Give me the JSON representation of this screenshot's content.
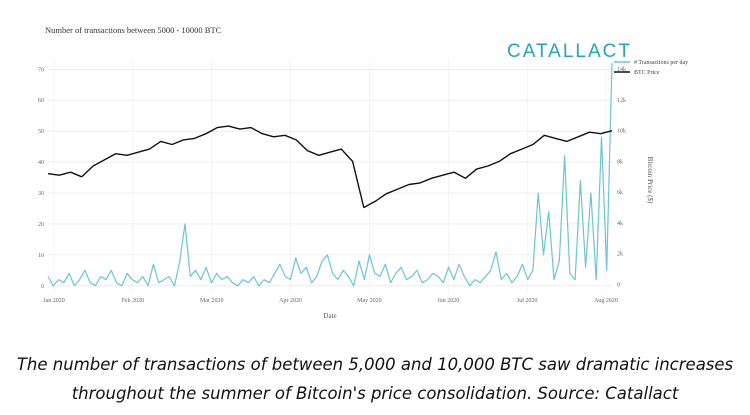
{
  "chart_data": {
    "type": "line",
    "title": "Number of transactions between 5000 - 10000 BTC",
    "logo": "CATALLACT",
    "xlabel": "Date",
    "ylabel_left": "",
    "ylabel_right": "Bitcoin Price ($)",
    "x_ticks": [
      "Jan 2020",
      "Feb 2020",
      "Mar 2020",
      "Apr 2020",
      "May 2020",
      "Jun 2020",
      "Jul 2020",
      "Aug 2020"
    ],
    "left_ticks": [
      0,
      10,
      20,
      30,
      40,
      50,
      60,
      70
    ],
    "left_tick_labels": [
      "0",
      "10",
      "20",
      "30",
      "40",
      "50",
      "60",
      "70"
    ],
    "right_ticks": [
      0,
      2000,
      4000,
      6000,
      8000,
      10000,
      12000,
      14000
    ],
    "right_tick_labels": [
      "0",
      "2k",
      "4k",
      "6k",
      "8k",
      "10k",
      "12k",
      "14k"
    ],
    "ylim_left": [
      -2,
      73
    ],
    "ylim_right": [
      -500,
      14600
    ],
    "legend": [
      "# Transactions per day",
      "BTC Price"
    ],
    "colors": {
      "transactions": "#6cc5d2",
      "price": "#111111",
      "logo": "#2aa3b8"
    },
    "series": [
      {
        "name": "# Transactions per day",
        "axis": "left",
        "color": "#6cc5d2",
        "x": [
          0,
          2,
          4,
          6,
          8,
          10,
          12,
          14,
          16,
          18,
          20,
          22,
          24,
          26,
          28,
          30,
          32,
          34,
          36,
          38,
          40,
          42,
          44,
          46,
          48,
          50,
          52,
          54,
          56,
          58,
          60,
          62,
          64,
          66,
          68,
          70,
          72,
          74,
          76,
          78,
          80,
          82,
          84,
          86,
          88,
          90,
          92,
          94,
          96,
          98,
          100,
          102,
          104,
          106,
          108,
          110,
          112,
          114,
          116,
          118,
          120,
          122,
          124,
          126,
          128,
          130,
          132,
          134,
          136,
          138,
          140,
          142,
          144,
          146,
          148,
          150,
          152,
          154,
          156,
          158,
          160,
          162,
          164,
          166,
          168,
          170,
          172,
          174,
          176,
          178,
          180,
          182,
          184,
          186,
          188,
          190,
          192,
          194,
          196,
          198,
          200,
          202,
          204,
          206,
          208,
          210,
          212,
          214
        ],
        "values": [
          3,
          0,
          2,
          1,
          4,
          0,
          2,
          5,
          1,
          0,
          3,
          2,
          5,
          1,
          0,
          4,
          2,
          1,
          3,
          0,
          7,
          1,
          2,
          3,
          0,
          8,
          20,
          3,
          5,
          2,
          6,
          1,
          4,
          2,
          3,
          1,
          0,
          2,
          1,
          3,
          0,
          2,
          1,
          4,
          7,
          3,
          2,
          9,
          4,
          6,
          1,
          3,
          8,
          10,
          4,
          2,
          5,
          3,
          0,
          8,
          2,
          10,
          4,
          3,
          7,
          1,
          4,
          6,
          2,
          3,
          5,
          1,
          2,
          4,
          3,
          1,
          6,
          2,
          7,
          3,
          0,
          2,
          1,
          3,
          5,
          11,
          2,
          4,
          1,
          3,
          7,
          2,
          5,
          30,
          10,
          24,
          2,
          8,
          42,
          4,
          2,
          34,
          6,
          30,
          2,
          48,
          5,
          72
        ],
        "description": "Daily count of transactions between 5,000 and 10,000 BTC, January to early August 2020"
      },
      {
        "name": "BTC Price",
        "axis": "right",
        "color": "#111111",
        "x": [
          0,
          1,
          2,
          3,
          4,
          5,
          6,
          7,
          8,
          9,
          10,
          11,
          12,
          13,
          14,
          15,
          16,
          17,
          18,
          19,
          20,
          21,
          22,
          23,
          24,
          25,
          26,
          27,
          28,
          29,
          30,
          31,
          32,
          33,
          34,
          35,
          36,
          37,
          38,
          39,
          40,
          41,
          42,
          43,
          44,
          45,
          46,
          47,
          48,
          49,
          50
        ],
        "values": [
          7200,
          7100,
          7300,
          7000,
          7700,
          8100,
          8500,
          8400,
          8600,
          8800,
          9300,
          9100,
          9400,
          9500,
          9800,
          10200,
          10300,
          10100,
          10200,
          9800,
          9600,
          9700,
          9400,
          8700,
          8400,
          8600,
          8800,
          8000,
          5000,
          5400,
          5900,
          6200,
          6500,
          6600,
          6900,
          7100,
          7300,
          6900,
          7500,
          7700,
          8000,
          8500,
          8800,
          9100,
          9700,
          9500,
          9300,
          9600,
          9900,
          9800,
          10000
        ],
        "description": "Bitcoin price in USD, January to early August 2020 (approximate)"
      }
    ]
  },
  "caption": {
    "line1": "The number of transactions of between 5,000 and 10,000 BTC saw dramatic increases",
    "line2": "throughout the summer of Bitcoin's price consolidation. Source: Catallact"
  }
}
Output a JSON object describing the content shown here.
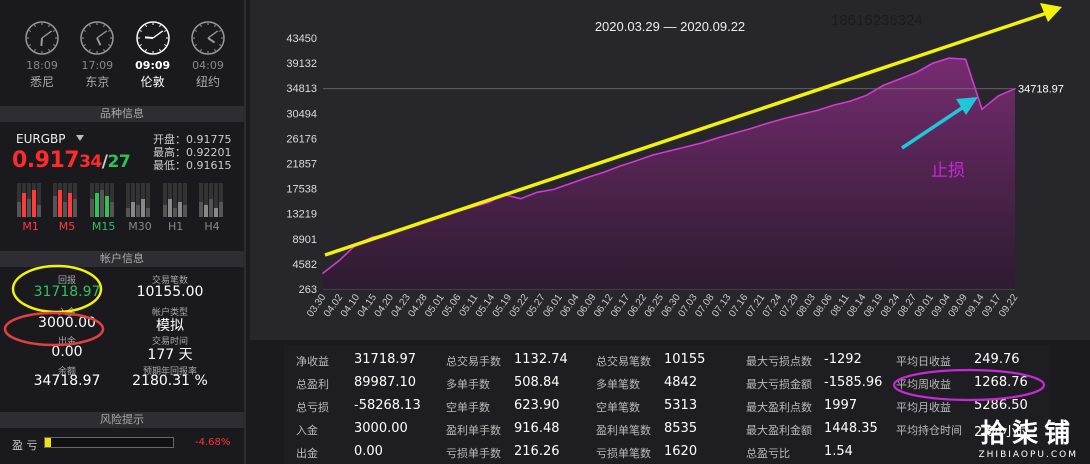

### THE EXERCISE
Can you retype every record above exactly, leaving out the pictures?

### CORRECT RESULT
Give me the JSON representation of this screenshot's content.
{
  "chart_data": {
    "type": "line",
    "title": "Number of transactions between 5000 - 10000 BTC",
    "logo": "CATALLACT",
    "xlabel": "Date",
    "ylabel_left": "",
    "ylabel_right": "Bitcoin Price ($)",
    "x_ticks": [
      "Jan 2020",
      "Feb 2020",
      "Mar 2020",
      "Apr 2020",
      "May 2020",
      "Jun 2020",
      "Jul 2020",
      "Aug 2020"
    ],
    "left_ticks": [
      0,
      10,
      20,
      30,
      40,
      50,
      60,
      70
    ],
    "left_tick_labels": [
      "0",
      "10",
      "20",
      "30",
      "40",
      "50",
      "60",
      "70"
    ],
    "right_ticks": [
      0,
      2000,
      4000,
      6000,
      8000,
      10000,
      12000,
      14000
    ],
    "right_tick_labels": [
      "0",
      "2k",
      "4k",
      "6k",
      "8k",
      "10k",
      "12k",
      "14k"
    ],
    "ylim_left": [
      -2,
      73
    ],
    "ylim_right": [
      -500,
      14600
    ],
    "legend": [
      "# Transactions per day",
      "BTC Price"
    ],
    "colors": {
      "transactions": "#6cc5d2",
      "price": "#111111",
      "logo": "#2aa3b8"
    },
    "series": [
      {
        "name": "# Transactions per day",
        "axis": "left",
        "color": "#6cc5d2",
        "x": [
          0,
          2,
          4,
          6,
          8,
          10,
          12,
          14,
          16,
          18,
          20,
          22,
          24,
          26,
          28,
          30,
          32,
          34,
          36,
          38,
          40,
          42,
          44,
          46,
          48,
          50,
          52,
          54,
          56,
          58,
          60,
          62,
          64,
          66,
          68,
          70,
          72,
          74,
          76,
          78,
          80,
          82,
          84,
          86,
          88,
          90,
          92,
          94,
          96,
          98,
          100,
          102,
          104,
          106,
          108,
          110,
          112,
          114,
          116,
          118,
          120,
          122,
          124,
          126,
          128,
          130,
          132,
          134,
          136,
          138,
          140,
          142,
          144,
          146,
          148,
          150,
          152,
          154,
          156,
          158,
          160,
          162,
          164,
          166,
          168,
          170,
          172,
          174,
          176,
          178,
          180,
          182,
          184,
          186,
          188,
          190,
          192,
          194,
          196,
          198,
          200,
          202,
          204,
          206,
          208,
          210,
          212,
          214
        ],
        "values": [
          3,
          0,
          2,
          1,
          4,
          0,
          2,
          5,
          1,
          0,
          3,
          2,
          5,
          1,
          0,
          4,
          2,
          1,
          3,
          0,
          7,
          1,
          2,
          3,
          0,
          8,
          20,
          3,
          5,
          2,
          6,
          1,
          4,
          2,
          3,
          1,
          0,
          2,
          1,
          3,
          0,
          2,
          1,
          4,
          7,
          3,
          2,
          9,
          4,
          6,
          1,
          3,
          8,
          10,
          4,
          2,
          5,
          3,
          0,
          8,
          2,
          10,
          4,
          3,
          7,
          1,
          4,
          6,
          2,
          3,
          5,
          1,
          2,
          4,
          3,
          1,
          6,
          2,
          7,
          3,
          0,
          2,
          1,
          3,
          5,
          11,
          2,
          4,
          1,
          3,
          7,
          2,
          5,
          30,
          10,
          24,
          2,
          8,
          42,
          4,
          2,
          34,
          6,
          30,
          2,
          48,
          5,
          72
        ],
        "description": "Daily count of transactions between 5,000 and 10,000 BTC, January to early August 2020"
      },
      {
        "name": "BTC Price",
        "axis": "right",
        "color": "#111111",
        "x": [
          0,
          1,
          2,
          3,
          4,
          5,
          6,
          7,
          8,
          9,
          10,
          11,
          12,
          13,
          14,
          15,
          16,
          17,
          18,
          19,
          20,
          21,
          22,
          23,
          24,
          25,
          26,
          27,
          28,
          29,
          30,
          31,
          32,
          33,
          34,
          35,
          36,
          37,
          38,
          39,
          40,
          41,
          42,
          43,
          44,
          45,
          46,
          47,
          48,
          49,
          50
        ],
        "values": [
          7200,
          7100,
          7300,
          7000,
          7700,
          8100,
          8500,
          8400,
          8600,
          8800,
          9300,
          9100,
          9400,
          9500,
          9800,
          10200,
          10300,
          10100,
          10200,
          9800,
          9600,
          9700,
          9400,
          8700,
          8400,
          8600,
          8800,
          8000,
          5000,
          5400,
          5900,
          6200,
          6500,
          6600,
          6900,
          7100,
          7300,
          6900,
          7500,
          7700,
          8000,
          8500,
          8800,
          9100,
          9700,
          9500,
          9300,
          9600,
          9900,
          9800,
          10000
        ],
        "description": "Bitcoin price in USD, January to early August 2020 (approximate)"
      }
    ]
  },
  "caption": {
    "line1": "The number of transactions of between 5,000 and 10,000 BTC saw dramatic increases",
    "line2": "throughout the summer of Bitcoin's price consolidation. Source: Catallact"
  }
}
Output a JSON object describing the content shown here.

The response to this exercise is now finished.